[Task to carry out] Present every line of the items below as a Markdown table with the columns "No." and "Entry", leaving out any blank lines.

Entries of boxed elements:
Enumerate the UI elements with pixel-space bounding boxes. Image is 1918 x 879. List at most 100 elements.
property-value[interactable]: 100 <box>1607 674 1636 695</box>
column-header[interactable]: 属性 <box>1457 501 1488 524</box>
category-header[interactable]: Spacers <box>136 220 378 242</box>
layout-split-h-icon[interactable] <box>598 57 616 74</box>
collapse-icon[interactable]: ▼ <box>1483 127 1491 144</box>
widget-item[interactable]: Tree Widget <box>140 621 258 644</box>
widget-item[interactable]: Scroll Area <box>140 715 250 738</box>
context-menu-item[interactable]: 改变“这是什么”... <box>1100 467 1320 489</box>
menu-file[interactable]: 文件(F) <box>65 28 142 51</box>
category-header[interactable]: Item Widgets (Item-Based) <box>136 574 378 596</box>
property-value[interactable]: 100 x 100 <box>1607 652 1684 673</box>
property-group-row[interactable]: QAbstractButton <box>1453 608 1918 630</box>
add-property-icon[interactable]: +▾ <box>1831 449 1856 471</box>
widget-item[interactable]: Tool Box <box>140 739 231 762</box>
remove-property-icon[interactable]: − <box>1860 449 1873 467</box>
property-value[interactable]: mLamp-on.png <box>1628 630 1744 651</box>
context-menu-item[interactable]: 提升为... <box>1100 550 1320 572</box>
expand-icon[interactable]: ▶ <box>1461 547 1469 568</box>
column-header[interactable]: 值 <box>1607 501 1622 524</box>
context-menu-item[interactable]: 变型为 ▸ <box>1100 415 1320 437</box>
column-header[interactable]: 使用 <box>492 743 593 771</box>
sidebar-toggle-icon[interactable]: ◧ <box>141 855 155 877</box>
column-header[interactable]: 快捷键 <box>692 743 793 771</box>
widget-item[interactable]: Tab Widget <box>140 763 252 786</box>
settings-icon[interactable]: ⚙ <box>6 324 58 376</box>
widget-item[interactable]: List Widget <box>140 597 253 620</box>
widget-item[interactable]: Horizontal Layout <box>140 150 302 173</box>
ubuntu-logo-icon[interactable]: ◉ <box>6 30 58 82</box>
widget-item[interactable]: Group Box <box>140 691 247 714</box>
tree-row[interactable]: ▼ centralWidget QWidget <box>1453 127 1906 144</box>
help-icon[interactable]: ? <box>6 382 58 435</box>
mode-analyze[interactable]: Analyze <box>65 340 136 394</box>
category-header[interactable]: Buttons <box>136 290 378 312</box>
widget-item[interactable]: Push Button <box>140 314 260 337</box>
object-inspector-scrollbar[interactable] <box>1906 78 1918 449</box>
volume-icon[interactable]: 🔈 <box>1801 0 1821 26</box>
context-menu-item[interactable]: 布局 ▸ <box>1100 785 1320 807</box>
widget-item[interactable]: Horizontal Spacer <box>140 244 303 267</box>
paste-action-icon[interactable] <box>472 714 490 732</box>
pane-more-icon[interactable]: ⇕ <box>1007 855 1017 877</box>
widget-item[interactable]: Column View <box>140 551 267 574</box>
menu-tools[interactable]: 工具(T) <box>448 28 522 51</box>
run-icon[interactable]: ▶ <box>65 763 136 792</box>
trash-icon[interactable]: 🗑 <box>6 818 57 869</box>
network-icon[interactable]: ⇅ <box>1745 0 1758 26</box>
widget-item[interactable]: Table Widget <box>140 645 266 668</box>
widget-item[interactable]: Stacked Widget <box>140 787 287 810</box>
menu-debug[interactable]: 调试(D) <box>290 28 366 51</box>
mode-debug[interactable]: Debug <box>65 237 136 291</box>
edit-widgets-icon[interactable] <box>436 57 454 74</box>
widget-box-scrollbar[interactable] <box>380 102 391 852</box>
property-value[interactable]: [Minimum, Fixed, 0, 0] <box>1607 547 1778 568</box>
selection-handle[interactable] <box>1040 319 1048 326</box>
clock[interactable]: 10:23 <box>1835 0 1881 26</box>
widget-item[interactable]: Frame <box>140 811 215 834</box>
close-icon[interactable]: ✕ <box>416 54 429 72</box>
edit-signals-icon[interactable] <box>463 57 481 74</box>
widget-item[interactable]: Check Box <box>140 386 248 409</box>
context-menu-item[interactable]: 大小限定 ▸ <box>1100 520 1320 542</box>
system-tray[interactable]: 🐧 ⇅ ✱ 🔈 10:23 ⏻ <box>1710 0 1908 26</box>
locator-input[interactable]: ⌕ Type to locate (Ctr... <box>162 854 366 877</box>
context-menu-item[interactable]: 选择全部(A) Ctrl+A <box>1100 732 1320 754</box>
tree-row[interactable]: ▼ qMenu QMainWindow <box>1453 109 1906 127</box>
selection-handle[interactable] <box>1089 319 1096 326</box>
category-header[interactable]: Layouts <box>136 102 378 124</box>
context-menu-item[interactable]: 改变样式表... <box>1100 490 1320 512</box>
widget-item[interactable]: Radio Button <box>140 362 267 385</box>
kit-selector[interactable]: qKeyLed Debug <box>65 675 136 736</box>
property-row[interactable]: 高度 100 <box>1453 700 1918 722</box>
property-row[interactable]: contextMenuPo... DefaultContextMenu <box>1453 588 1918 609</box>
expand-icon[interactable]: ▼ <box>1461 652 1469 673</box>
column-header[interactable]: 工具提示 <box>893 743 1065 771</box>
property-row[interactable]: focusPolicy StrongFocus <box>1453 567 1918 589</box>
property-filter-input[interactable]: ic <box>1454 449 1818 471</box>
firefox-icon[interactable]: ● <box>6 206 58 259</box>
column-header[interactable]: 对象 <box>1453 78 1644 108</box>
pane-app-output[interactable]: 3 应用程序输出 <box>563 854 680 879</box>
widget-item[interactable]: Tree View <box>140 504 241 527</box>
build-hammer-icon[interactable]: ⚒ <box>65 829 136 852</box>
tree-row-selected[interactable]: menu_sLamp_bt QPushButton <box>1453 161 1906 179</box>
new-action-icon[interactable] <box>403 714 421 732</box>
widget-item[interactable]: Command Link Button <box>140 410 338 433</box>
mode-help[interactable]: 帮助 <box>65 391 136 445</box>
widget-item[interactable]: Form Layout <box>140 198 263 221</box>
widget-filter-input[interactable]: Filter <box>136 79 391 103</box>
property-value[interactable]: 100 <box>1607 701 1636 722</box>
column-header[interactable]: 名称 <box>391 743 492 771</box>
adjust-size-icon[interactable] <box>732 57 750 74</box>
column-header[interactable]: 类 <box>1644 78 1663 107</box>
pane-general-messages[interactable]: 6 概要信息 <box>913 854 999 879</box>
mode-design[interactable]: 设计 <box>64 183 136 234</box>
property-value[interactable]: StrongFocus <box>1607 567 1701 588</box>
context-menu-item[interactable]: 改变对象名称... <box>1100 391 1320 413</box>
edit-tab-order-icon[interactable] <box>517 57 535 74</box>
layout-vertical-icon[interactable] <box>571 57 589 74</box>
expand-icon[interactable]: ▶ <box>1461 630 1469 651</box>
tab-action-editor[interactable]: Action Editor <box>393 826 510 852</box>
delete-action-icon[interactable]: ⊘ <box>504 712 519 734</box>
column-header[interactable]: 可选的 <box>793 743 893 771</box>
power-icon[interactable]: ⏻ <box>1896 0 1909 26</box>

[Written solution]
| No. | Entry |
|---|---|
| 1 | Enumerate the UI elements with pixel-space bounding boxes. Image is 1918 x 879. List at most 100 elements. |
| 2 | property-value[interactable]: 100 <box>1607 674 1636 695</box> |
| 3 | column-header[interactable]: 属性 <box>1457 501 1488 524</box> |
| 4 | category-header[interactable]: Spacers <box>136 220 378 242</box> |
| 5 | layout-split-h-icon[interactable] <box>598 57 616 74</box> |
| 6 | collapse-icon[interactable]: ▼ <box>1483 127 1491 144</box> |
| 7 | widget-item[interactable]: Tree Widget <box>140 621 258 644</box> |
| 8 | widget-item[interactable]: Scroll Area <box>140 715 250 738</box> |
| 9 | context-menu-item[interactable]: 改变“这是什么”... <box>1100 467 1320 489</box> |
| 10 | menu-file[interactable]: 文件(F) <box>65 28 142 51</box> |
| 11 | category-header[interactable]: Item Widgets (Item-Based) <box>136 574 378 596</box> |
| 12 | property-value[interactable]: 100 x 100 <box>1607 652 1684 673</box> |
| 13 | property-group-row[interactable]: QAbstractButton <box>1453 608 1918 630</box> |
| 14 | add-property-icon[interactable]: +▾ <box>1831 449 1856 471</box> |
| 15 | widget-item[interactable]: Tool Box <box>140 739 231 762</box> |
| 16 | remove-property-icon[interactable]: − <box>1860 449 1873 467</box> |
| 17 | property-value[interactable]: mLamp-on.png <box>1628 630 1744 651</box> |
| 18 | context-menu-item[interactable]: 提升为... <box>1100 550 1320 572</box> |
| 19 | expand-icon[interactable]: ▶ <box>1461 547 1469 568</box> |
| 20 | column-header[interactable]: 值 <box>1607 501 1622 524</box> |
| 21 | context-menu-item[interactable]: 变型为 ▸ <box>1100 415 1320 437</box> |
| 22 | column-header[interactable]: 使用 <box>492 743 593 771</box> |
| 23 | sidebar-toggle-icon[interactable]: ◧ <box>141 855 155 877</box> |
| 24 | column-header[interactable]: 快捷键 <box>692 743 793 771</box> |
| 25 | widget-item[interactable]: Tab Widget <box>140 763 252 786</box> |
| 26 | settings-icon[interactable]: ⚙ <box>6 324 58 376</box> |
| 27 | widget-item[interactable]: List Widget <box>140 597 253 620</box> |
| 28 | widget-item[interactable]: Horizontal Layout <box>140 150 302 173</box> |
| 29 | ubuntu-logo-icon[interactable]: ◉ <box>6 30 58 82</box> |
| 30 | widget-item[interactable]: Group Box <box>140 691 247 714</box> |
| 31 | tree-row[interactable]: ▼ centralWidget QWidget <box>1453 127 1906 144</box> |
| 32 | help-icon[interactable]: ? <box>6 382 58 435</box> |
| 33 | mode-analyze[interactable]: Analyze <box>65 340 136 394</box> |
| 34 | category-header[interactable]: Buttons <box>136 290 378 312</box> |
| 35 | widget-item[interactable]: Push Button <box>140 314 260 337</box> |
| 36 | object-inspector-scrollbar[interactable] <box>1906 78 1918 449</box> |
| 37 | volume-icon[interactable]: 🔈 <box>1801 0 1821 26</box> |
| 38 | context-menu-item[interactable]: 布局 ▸ <box>1100 785 1320 807</box> |
| 39 | widget-item[interactable]: Horizontal Spacer <box>140 244 303 267</box> |
| 40 | paste-action-icon[interactable] <box>472 714 490 732</box> |
| 41 | pane-more-icon[interactable]: ⇕ <box>1007 855 1017 877</box> |
| 42 | widget-item[interactable]: Column View <box>140 551 267 574</box> |
| 43 | menu-tools[interactable]: 工具(T) <box>448 28 522 51</box> |
| 44 | run-icon[interactable]: ▶ <box>65 763 136 792</box> |
| 45 | trash-icon[interactable]: 🗑 <box>6 818 57 869</box> |
| 46 | network-icon[interactable]: ⇅ <box>1745 0 1758 26</box> |
| 47 | widget-item[interactable]: Table Widget <box>140 645 266 668</box> |
| 48 | widget-item[interactable]: Stacked Widget <box>140 787 287 810</box> |
| 49 | menu-debug[interactable]: 调试(D) <box>290 28 366 51</box> |
| 50 | mode-debug[interactable]: Debug <box>65 237 136 291</box> |
| 51 | edit-widgets-icon[interactable] <box>436 57 454 74</box> |
| 52 | widget-box-scrollbar[interactable] <box>380 102 391 852</box> |
| 53 | property-value[interactable]: [Minimum, Fixed, 0, 0] <box>1607 547 1778 568</box> |
| 54 | selection-handle[interactable] <box>1040 319 1048 326</box> |
| 55 | clock[interactable]: 10:23 <box>1835 0 1881 26</box> |
| 56 | widget-item[interactable]: Frame <box>140 811 215 834</box> |
| 57 | close-icon[interactable]: ✕ <box>416 54 429 72</box> |
| 58 | edit-signals-icon[interactable] <box>463 57 481 74</box> |
| 59 | widget-item[interactable]: Check Box <box>140 386 248 409</box> |
| 60 | context-menu-item[interactable]: 大小限定 ▸ <box>1100 520 1320 542</box> |
| 61 | system-tray[interactable]: 🐧 ⇅ ✱ 🔈 10:23 ⏻ <box>1710 0 1908 26</box> |
| 62 | locator-input[interactable]: ⌕ Type to locate (Ctr... <box>162 854 366 877</box> |
| 63 | context-menu-item[interactable]: 选择全部(A) Ctrl+A <box>1100 732 1320 754</box> |
| 64 | tree-row[interactable]: ▼ qMenu QMainWindow <box>1453 109 1906 127</box> |
| 65 | selection-handle[interactable] <box>1089 319 1096 326</box> |
| 66 | category-header[interactable]: Layouts <box>136 102 378 124</box> |
| 67 | context-menu-item[interactable]: 改变样式表... <box>1100 490 1320 512</box> |
| 68 | widget-item[interactable]: Radio Button <box>140 362 267 385</box> |
| 69 | kit-selector[interactable]: qKeyLed Debug <box>65 675 136 736</box> |
| 70 | property-row[interactable]: 高度 100 <box>1453 700 1918 722</box> |
| 71 | property-row[interactable]: contextMenuPo... DefaultContextMenu <box>1453 588 1918 609</box> |
| 72 | expand-icon[interactable]: ▼ <box>1461 652 1469 673</box> |
| 73 | column-header[interactable]: 工具提示 <box>893 743 1065 771</box> |
| 74 | property-row[interactable]: focusPolicy StrongFocus <box>1453 567 1918 589</box> |
| 75 | property-filter-input[interactable]: ic <box>1454 449 1818 471</box> |
| 76 | firefox-icon[interactable]: ● <box>6 206 58 259</box> |
| 77 | column-header[interactable]: 对象 <box>1453 78 1644 108</box> |
| 78 | pane-app-output[interactable]: 3 应用程序输出 <box>563 854 680 879</box> |
| 79 | widget-item[interactable]: Tree View <box>140 504 241 527</box> |
| 80 | build-hammer-icon[interactable]: ⚒ <box>65 829 136 852</box> |
| 81 | tree-row-selected[interactable]: menu_sLamp_bt QPushButton <box>1453 161 1906 179</box> |
| 82 | new-action-icon[interactable] <box>403 714 421 732</box> |
| 83 | widget-item[interactable]: Command Link Button <box>140 410 338 433</box> |
| 84 | mode-help[interactable]: 帮助 <box>65 391 136 445</box> |
| 85 | widget-item[interactable]: Form Layout <box>140 198 263 221</box> |
| 86 | widget-filter-input[interactable]: Filter <box>136 79 391 103</box> |
| 87 | property-value[interactable]: 100 <box>1607 701 1636 722</box> |
| 88 | column-header[interactable]: 名称 <box>391 743 492 771</box> |
| 89 | adjust-size-icon[interactable] <box>732 57 750 74</box> |
| 90 | column-header[interactable]: 类 <box>1644 78 1663 107</box> |
| 91 | pane-general-messages[interactable]: 6 概要信息 <box>913 854 999 879</box> |
| 92 | mode-design[interactable]: 设计 <box>64 183 136 234</box> |
| 93 | property-value[interactable]: StrongFocus <box>1607 567 1701 588</box> |
| 94 | context-menu-item[interactable]: 改变对象名称... <box>1100 391 1320 413</box> |
| 95 | edit-tab-order-icon[interactable] <box>517 57 535 74</box> |
| 96 | layout-vertical-icon[interactable] <box>571 57 589 74</box> |
| 97 | expand-icon[interactable]: ▶ <box>1461 630 1469 651</box> |
| 98 | tab-action-editor[interactable]: Action Editor <box>393 826 510 852</box> |
| 99 | delete-action-icon[interactable]: ⊘ <box>504 712 519 734</box> |
| 100 | column-header[interactable]: 可选的 <box>793 743 893 771</box> |
| 101 | power-icon[interactable]: ⏻ <box>1896 0 1909 26</box> |